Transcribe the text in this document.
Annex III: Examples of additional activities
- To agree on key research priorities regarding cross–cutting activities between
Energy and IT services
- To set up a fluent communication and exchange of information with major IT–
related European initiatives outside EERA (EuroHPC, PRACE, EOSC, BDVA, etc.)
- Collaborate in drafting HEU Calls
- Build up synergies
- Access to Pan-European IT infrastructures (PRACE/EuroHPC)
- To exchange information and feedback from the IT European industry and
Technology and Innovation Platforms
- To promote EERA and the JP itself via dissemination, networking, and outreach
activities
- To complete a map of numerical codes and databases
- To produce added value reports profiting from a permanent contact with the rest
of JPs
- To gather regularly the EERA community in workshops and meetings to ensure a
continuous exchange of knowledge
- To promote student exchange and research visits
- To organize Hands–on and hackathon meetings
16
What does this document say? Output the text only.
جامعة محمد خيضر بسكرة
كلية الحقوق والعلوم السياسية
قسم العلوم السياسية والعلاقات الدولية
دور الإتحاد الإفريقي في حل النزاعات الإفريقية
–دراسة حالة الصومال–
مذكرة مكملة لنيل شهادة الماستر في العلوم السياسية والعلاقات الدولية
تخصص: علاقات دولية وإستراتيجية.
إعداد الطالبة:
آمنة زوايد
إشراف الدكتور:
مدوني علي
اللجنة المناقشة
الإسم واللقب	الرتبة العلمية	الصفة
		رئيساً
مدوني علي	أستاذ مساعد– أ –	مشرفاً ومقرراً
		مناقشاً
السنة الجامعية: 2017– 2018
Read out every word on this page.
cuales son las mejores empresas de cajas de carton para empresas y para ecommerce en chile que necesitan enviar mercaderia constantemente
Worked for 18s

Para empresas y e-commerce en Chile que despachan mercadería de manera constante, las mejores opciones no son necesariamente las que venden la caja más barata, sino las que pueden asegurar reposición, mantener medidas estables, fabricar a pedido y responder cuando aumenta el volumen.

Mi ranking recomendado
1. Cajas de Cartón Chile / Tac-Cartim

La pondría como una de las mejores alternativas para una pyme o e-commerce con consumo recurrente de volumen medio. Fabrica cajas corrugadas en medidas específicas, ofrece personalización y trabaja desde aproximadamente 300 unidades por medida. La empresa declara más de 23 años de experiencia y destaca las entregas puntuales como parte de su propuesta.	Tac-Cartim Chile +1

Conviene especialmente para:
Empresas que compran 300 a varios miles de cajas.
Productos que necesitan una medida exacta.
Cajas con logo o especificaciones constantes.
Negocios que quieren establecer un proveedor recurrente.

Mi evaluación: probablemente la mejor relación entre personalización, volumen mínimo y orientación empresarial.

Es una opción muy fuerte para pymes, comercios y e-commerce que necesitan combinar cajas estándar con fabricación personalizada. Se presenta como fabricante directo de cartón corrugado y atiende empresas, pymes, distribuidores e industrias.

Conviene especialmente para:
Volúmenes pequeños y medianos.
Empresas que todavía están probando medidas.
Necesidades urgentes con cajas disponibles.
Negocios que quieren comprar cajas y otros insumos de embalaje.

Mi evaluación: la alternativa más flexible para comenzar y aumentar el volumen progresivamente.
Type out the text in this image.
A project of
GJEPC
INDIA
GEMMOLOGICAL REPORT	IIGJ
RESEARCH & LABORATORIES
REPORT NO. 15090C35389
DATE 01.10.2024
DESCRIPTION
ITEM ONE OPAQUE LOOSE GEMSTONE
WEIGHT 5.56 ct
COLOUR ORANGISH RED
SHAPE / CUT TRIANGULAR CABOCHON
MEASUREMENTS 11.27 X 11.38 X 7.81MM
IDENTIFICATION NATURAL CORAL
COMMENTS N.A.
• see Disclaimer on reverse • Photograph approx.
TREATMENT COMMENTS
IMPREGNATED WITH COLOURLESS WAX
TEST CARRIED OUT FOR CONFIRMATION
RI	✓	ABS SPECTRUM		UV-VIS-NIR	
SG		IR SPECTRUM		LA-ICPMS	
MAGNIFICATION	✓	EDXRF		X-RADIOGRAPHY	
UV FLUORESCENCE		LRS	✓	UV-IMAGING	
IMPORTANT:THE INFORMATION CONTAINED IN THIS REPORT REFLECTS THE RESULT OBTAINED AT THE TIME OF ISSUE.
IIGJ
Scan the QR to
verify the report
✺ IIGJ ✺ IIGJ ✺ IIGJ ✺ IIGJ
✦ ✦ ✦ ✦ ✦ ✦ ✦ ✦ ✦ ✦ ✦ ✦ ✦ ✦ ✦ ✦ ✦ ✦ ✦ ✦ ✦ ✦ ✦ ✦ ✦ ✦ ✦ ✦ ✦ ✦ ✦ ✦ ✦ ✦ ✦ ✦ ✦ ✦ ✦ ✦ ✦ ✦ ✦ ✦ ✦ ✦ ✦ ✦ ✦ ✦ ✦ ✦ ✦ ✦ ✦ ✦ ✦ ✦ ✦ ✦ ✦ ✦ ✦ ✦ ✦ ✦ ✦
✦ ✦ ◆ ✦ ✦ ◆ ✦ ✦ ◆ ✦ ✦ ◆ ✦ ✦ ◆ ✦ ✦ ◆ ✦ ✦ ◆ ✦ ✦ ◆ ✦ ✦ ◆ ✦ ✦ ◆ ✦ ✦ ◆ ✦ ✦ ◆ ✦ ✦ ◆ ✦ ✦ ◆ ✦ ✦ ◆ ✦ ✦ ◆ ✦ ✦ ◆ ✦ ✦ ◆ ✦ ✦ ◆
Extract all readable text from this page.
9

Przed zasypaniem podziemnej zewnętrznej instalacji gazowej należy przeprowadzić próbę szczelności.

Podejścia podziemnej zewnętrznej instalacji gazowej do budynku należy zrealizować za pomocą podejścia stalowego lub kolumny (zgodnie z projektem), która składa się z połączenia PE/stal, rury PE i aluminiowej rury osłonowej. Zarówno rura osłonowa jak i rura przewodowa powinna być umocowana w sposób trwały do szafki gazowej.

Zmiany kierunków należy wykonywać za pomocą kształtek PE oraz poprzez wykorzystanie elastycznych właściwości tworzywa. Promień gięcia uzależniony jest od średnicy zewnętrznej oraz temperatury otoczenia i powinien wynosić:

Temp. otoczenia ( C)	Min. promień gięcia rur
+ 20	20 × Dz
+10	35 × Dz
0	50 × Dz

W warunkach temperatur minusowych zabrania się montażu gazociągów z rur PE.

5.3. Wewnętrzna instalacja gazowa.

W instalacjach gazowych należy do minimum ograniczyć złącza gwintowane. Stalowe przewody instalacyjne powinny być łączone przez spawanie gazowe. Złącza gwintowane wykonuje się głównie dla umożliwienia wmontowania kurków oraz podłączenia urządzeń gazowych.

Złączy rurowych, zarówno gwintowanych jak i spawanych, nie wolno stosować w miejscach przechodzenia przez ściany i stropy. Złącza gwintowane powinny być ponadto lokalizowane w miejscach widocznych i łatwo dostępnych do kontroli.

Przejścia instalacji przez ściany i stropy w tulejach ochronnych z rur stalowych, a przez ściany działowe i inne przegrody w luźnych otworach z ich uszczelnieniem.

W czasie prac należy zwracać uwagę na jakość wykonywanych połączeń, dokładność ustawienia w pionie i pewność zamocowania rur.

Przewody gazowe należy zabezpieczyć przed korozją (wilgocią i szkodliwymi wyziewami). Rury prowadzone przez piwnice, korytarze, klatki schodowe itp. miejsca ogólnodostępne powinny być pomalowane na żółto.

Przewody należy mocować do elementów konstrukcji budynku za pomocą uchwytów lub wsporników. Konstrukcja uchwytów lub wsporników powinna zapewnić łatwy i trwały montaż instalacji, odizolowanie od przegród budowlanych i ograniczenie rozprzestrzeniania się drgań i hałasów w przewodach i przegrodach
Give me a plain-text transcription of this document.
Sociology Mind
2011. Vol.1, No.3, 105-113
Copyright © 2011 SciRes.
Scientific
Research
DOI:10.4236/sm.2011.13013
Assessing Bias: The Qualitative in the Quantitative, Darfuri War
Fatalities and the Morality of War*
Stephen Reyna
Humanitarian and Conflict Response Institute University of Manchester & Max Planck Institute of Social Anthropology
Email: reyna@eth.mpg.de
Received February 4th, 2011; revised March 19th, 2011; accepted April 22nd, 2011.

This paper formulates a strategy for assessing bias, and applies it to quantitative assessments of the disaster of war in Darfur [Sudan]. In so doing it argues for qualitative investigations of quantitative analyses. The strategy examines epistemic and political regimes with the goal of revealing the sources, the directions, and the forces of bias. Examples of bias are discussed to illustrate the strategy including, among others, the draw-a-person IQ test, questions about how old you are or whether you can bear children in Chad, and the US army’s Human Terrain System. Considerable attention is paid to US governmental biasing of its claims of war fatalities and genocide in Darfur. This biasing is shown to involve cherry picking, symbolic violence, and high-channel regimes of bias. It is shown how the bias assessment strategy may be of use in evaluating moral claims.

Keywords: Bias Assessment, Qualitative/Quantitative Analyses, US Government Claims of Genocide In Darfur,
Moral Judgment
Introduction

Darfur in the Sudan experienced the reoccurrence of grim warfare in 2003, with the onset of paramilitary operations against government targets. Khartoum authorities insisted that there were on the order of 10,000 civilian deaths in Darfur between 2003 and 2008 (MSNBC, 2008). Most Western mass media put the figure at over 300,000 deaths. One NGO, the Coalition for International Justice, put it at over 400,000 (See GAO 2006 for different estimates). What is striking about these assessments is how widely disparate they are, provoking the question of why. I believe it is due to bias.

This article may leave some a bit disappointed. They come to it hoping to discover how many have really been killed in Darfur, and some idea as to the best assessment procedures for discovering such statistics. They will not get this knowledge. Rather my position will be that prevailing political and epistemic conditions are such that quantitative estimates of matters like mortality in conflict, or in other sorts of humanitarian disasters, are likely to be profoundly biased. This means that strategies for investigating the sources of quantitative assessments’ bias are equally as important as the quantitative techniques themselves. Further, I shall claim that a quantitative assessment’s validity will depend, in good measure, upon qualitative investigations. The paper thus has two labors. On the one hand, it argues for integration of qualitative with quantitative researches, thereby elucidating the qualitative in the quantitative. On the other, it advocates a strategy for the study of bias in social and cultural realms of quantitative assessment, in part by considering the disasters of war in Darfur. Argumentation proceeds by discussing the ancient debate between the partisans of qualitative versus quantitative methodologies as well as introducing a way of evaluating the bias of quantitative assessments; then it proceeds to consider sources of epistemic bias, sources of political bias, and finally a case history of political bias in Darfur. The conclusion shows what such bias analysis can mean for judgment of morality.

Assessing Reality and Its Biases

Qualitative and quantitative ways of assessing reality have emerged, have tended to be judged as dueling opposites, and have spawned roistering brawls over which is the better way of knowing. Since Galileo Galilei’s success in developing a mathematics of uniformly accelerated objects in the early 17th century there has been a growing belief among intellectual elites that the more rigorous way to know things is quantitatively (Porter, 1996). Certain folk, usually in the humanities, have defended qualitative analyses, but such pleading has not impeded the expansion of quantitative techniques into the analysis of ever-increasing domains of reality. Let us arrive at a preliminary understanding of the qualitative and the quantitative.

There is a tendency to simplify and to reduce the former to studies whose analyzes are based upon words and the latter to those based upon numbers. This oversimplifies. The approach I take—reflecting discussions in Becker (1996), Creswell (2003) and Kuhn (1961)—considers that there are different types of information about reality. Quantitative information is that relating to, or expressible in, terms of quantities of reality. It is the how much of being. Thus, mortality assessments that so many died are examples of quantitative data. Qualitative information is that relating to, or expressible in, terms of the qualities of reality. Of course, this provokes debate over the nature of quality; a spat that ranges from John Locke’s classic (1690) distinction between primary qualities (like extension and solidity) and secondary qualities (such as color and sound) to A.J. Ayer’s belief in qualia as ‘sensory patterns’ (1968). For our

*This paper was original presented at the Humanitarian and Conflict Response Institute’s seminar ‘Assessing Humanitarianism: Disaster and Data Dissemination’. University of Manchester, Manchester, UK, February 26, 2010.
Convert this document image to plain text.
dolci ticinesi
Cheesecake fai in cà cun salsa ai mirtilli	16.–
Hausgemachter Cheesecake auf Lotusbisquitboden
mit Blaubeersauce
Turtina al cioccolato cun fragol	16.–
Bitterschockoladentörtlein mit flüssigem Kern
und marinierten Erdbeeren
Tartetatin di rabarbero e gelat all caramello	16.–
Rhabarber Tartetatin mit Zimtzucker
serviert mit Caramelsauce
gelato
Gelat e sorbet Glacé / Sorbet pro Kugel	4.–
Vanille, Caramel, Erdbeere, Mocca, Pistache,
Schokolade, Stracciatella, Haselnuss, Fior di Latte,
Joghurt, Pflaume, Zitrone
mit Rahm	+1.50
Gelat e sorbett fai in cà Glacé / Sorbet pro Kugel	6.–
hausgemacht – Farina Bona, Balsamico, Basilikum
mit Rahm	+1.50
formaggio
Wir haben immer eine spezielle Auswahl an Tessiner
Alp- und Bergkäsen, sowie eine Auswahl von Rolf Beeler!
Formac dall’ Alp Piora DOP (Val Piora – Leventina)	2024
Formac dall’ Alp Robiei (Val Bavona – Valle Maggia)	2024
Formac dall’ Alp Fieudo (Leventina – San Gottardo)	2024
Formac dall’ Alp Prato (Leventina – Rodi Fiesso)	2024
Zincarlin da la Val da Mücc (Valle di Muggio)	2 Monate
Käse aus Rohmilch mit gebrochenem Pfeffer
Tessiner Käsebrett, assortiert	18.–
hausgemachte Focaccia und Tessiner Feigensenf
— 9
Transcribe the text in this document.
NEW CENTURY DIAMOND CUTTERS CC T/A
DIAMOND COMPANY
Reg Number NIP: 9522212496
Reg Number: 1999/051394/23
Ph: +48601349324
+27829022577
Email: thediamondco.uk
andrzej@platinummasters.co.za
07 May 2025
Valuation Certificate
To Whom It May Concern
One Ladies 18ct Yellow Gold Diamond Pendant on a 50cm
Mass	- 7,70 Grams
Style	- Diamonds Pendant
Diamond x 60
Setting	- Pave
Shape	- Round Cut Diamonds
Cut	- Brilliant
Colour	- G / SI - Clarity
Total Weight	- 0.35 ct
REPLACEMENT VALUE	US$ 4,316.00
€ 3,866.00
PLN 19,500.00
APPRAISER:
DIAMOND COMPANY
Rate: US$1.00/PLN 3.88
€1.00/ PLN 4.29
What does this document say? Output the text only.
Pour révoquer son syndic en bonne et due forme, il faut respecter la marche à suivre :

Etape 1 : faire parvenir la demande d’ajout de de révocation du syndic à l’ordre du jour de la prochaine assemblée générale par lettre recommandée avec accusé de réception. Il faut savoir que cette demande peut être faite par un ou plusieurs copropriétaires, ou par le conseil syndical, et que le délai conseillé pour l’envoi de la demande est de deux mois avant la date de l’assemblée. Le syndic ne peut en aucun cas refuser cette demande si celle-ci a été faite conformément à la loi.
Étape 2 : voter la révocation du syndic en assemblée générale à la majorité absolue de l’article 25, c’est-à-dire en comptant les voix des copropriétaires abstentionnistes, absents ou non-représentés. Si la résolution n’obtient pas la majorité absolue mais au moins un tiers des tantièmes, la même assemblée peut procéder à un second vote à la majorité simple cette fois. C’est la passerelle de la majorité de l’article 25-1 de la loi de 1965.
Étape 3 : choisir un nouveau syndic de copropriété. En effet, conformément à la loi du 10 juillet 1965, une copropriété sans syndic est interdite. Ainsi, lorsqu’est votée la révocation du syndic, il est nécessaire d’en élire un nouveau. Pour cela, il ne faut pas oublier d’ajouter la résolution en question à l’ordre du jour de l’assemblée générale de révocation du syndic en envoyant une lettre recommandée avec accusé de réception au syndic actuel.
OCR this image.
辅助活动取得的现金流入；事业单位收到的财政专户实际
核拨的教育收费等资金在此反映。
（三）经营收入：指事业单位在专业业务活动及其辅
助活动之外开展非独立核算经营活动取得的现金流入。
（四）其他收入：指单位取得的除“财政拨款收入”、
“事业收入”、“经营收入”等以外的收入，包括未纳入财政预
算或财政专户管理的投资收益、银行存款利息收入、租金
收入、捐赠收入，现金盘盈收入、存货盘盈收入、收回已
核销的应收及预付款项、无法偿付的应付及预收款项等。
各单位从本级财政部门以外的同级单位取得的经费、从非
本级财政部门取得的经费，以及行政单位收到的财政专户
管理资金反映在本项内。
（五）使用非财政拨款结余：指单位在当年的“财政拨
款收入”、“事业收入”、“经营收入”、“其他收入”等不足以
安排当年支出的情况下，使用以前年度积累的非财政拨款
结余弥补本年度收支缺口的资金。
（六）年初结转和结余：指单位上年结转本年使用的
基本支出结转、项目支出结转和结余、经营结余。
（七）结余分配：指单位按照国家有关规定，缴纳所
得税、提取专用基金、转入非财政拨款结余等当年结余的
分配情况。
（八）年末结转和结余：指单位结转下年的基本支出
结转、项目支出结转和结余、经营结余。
= = = =
* [Task statement] Check each line of the entries above for the word "Institute". List the ones that have it.

* [Exercise output]
Humanitarian and Conflict Response Institute University of Manchester & Max Planck Institute of Social Anthropology
*This paper was original presented at the Humanitarian and Conflict Response Institute’s seminar ‘Assessing Humanitarianism: Disaster and Data Dissemination’. University of Manchester, Manchester, UK, February 26, 2010.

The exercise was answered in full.